▶ What to do
Images do not belong in the copy. Retype all the entries below exactly.

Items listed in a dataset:
——

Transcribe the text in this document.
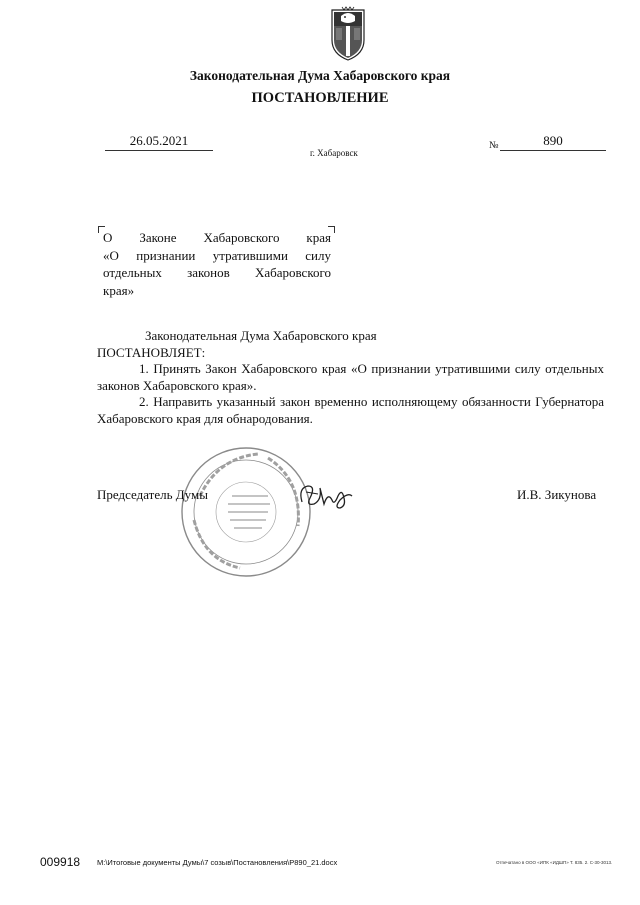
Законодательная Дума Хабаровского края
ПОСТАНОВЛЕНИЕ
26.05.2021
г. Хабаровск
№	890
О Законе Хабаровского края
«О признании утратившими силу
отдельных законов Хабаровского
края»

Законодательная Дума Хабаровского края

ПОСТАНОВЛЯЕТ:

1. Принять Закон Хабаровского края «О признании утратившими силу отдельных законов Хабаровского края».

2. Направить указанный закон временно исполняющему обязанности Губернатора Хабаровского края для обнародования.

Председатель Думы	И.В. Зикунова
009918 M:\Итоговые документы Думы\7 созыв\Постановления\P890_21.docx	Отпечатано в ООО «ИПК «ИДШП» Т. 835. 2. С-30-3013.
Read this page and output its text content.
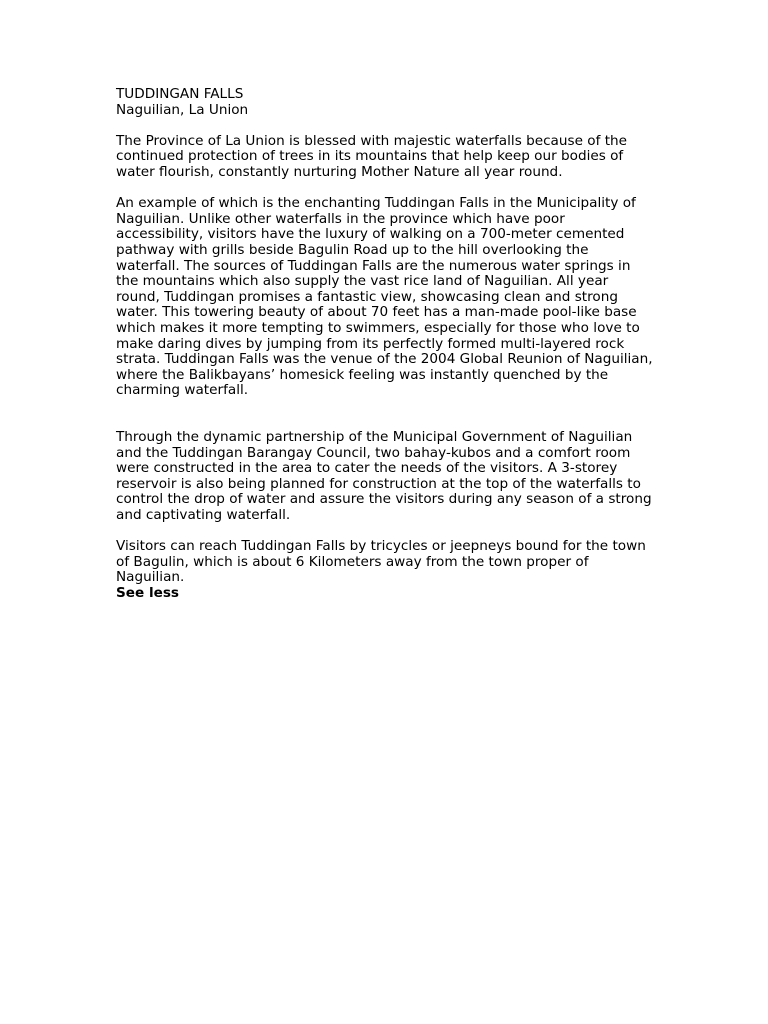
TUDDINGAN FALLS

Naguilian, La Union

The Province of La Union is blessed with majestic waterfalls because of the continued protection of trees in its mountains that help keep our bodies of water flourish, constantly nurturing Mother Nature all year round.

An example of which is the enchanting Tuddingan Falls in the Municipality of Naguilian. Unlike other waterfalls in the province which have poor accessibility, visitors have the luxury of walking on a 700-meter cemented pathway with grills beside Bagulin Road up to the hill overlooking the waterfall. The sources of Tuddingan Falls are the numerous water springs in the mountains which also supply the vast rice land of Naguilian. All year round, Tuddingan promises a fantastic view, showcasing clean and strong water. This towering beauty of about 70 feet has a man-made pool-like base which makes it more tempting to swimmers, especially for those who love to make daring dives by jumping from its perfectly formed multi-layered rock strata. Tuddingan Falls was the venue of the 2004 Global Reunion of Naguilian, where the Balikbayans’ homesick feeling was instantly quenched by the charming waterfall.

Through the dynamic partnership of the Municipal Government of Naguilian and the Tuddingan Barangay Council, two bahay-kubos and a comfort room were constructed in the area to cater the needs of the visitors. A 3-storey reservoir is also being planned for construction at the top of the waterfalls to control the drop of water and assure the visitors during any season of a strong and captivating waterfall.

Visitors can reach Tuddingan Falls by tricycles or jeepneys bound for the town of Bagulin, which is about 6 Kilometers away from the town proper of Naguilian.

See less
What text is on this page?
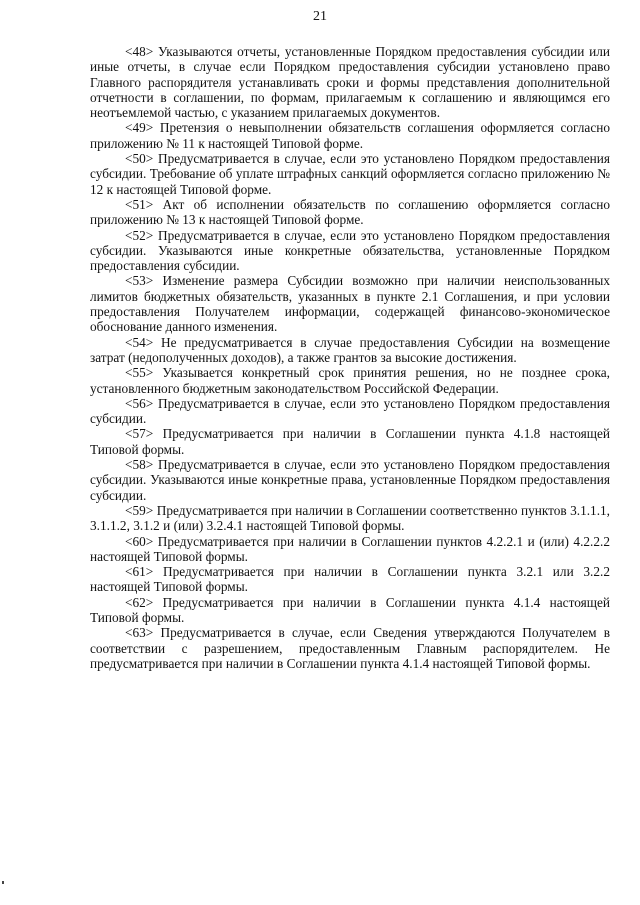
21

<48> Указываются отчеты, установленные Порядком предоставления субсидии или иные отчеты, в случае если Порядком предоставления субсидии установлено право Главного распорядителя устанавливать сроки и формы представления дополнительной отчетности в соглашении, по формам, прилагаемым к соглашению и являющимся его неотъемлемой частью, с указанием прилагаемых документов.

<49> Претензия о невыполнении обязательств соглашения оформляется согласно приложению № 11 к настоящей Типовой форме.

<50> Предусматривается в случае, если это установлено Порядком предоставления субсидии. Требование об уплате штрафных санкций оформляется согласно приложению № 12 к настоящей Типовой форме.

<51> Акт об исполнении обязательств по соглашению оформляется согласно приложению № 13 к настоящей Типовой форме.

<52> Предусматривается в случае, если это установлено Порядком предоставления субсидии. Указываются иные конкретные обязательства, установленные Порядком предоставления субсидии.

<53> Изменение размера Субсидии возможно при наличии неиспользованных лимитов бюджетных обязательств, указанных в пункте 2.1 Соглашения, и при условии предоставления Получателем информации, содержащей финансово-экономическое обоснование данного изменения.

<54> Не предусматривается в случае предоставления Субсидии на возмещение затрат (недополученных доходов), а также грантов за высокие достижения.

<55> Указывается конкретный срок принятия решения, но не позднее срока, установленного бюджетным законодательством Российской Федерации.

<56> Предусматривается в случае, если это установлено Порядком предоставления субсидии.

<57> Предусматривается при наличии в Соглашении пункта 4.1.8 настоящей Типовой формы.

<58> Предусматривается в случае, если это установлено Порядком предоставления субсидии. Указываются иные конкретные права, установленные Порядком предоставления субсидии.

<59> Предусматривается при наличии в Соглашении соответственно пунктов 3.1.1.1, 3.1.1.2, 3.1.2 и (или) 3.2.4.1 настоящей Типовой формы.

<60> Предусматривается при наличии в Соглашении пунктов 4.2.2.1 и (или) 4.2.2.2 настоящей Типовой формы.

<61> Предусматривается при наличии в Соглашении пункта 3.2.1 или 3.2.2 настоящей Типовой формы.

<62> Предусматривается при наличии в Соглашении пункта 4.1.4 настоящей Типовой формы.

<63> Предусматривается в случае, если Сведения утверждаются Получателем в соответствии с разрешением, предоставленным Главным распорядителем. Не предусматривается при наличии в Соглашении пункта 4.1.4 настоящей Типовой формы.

——

▶ Answer to the exercise
Transcribe the text in this document.
Законодательная Дума Хабаровского края
ПОСТАНОВЛЕНИЕ
26.05.2021
г. Хабаровск
№	890
О Законе Хабаровского края
«О признании утратившими силу
отдельных законов Хабаровского
края»

Законодательная Дума Хабаровского края

ПОСТАНОВЛЯЕТ:

1. Принять Закон Хабаровского края «О признании утратившими силу отдельных законов Хабаровского края».

2. Направить указанный закон временно исполняющему обязанности Губернатора Хабаровского края для обнародования.

Председатель Думы	И.В. Зикунова
009918 M:\Итоговые документы Думы\7 созыв\Постановления\P890_21.docx	Отпечатано в ООО «ИПК «ИДШП» Т. 835. 2. С-30-3013.
Read this page and output its text content.
TUDDINGAN FALLS

Naguilian, La Union

The Province of La Union is blessed with majestic waterfalls because of the continued protection of trees in its mountains that help keep our bodies of water flourish, constantly nurturing Mother Nature all year round.

An example of which is the enchanting Tuddingan Falls in the Municipality of Naguilian. Unlike other waterfalls in the province which have poor accessibility, visitors have the luxury of walking on a 700-meter cemented pathway with grills beside Bagulin Road up to the hill overlooking the waterfall. The sources of Tuddingan Falls are the numerous water springs in the mountains which also supply the vast rice land of Naguilian. All year round, Tuddingan promises a fantastic view, showcasing clean and strong water. This towering beauty of about 70 feet has a man-made pool-like base which makes it more tempting to swimmers, especially for those who love to make daring dives by jumping from its perfectly formed multi-layered rock strata. Tuddingan Falls was the venue of the 2004 Global Reunion of Naguilian, where the Balikbayans’ homesick feeling was instantly quenched by the charming waterfall.

Through the dynamic partnership of the Municipal Government of Naguilian and the Tuddingan Barangay Council, two bahay-kubos and a comfort room were constructed in the area to cater the needs of the visitors. A 3-storey reservoir is also being planned for construction at the top of the waterfalls to control the drop of water and assure the visitors during any season of a strong and captivating waterfall.

Visitors can reach Tuddingan Falls by tricycles or jeepneys bound for the town of Bagulin, which is about 6 Kilometers away from the town proper of Naguilian.

See less
What text is on this page?
21

<48> Указываются отчеты, установленные Порядком предоставления субсидии или иные отчеты, в случае если Порядком предоставления субсидии установлено право Главного распорядителя устанавливать сроки и формы представления дополнительной отчетности в соглашении, по формам, прилагаемым к соглашению и являющимся его неотъемлемой частью, с указанием прилагаемых документов.

<49> Претензия о невыполнении обязательств соглашения оформляется согласно приложению № 11 к настоящей Типовой форме.

<50> Предусматривается в случае, если это установлено Порядком предоставления субсидии. Требование об уплате штрафных санкций оформляется согласно приложению № 12 к настоящей Типовой форме.

<51> Акт об исполнении обязательств по соглашению оформляется согласно приложению № 13 к настоящей Типовой форме.

<52> Предусматривается в случае, если это установлено Порядком предоставления субсидии. Указываются иные конкретные обязательства, установленные Порядком предоставления субсидии.

<53> Изменение размера Субсидии возможно при наличии неиспользованных лимитов бюджетных обязательств, указанных в пункте 2.1 Соглашения, и при условии предоставления Получателем информации, содержащей финансово-экономическое обоснование данного изменения.

<54> Не предусматривается в случае предоставления Субсидии на возмещение затрат (недополученных доходов), а также грантов за высокие достижения.

<55> Указывается конкретный срок принятия решения, но не позднее срока, установленного бюджетным законодательством Российской Федерации.

<56> Предусматривается в случае, если это установлено Порядком предоставления субсидии.

<57> Предусматривается при наличии в Соглашении пункта 4.1.8 настоящей Типовой формы.

<58> Предусматривается в случае, если это установлено Порядком предоставления субсидии. Указываются иные конкретные права, установленные Порядком предоставления субсидии.

<59> Предусматривается при наличии в Соглашении соответственно пунктов 3.1.1.1, 3.1.1.2, 3.1.2 и (или) 3.2.4.1 настоящей Типовой формы.

<60> Предусматривается при наличии в Соглашении пунктов 4.2.2.1 и (или) 4.2.2.2 настоящей Типовой формы.

<61> Предусматривается при наличии в Соглашении пункта 3.2.1 или 3.2.2 настоящей Типовой формы.

<62> Предусматривается при наличии в Соглашении пункта 4.1.4 настоящей Типовой формы.

<63> Предусматривается в случае, если Сведения утверждаются Получателем в соответствии с разрешением, предоставленным Главным распорядителем. Не предусматривается при наличии в Соглашении пункта 4.1.4 настоящей Типовой формы.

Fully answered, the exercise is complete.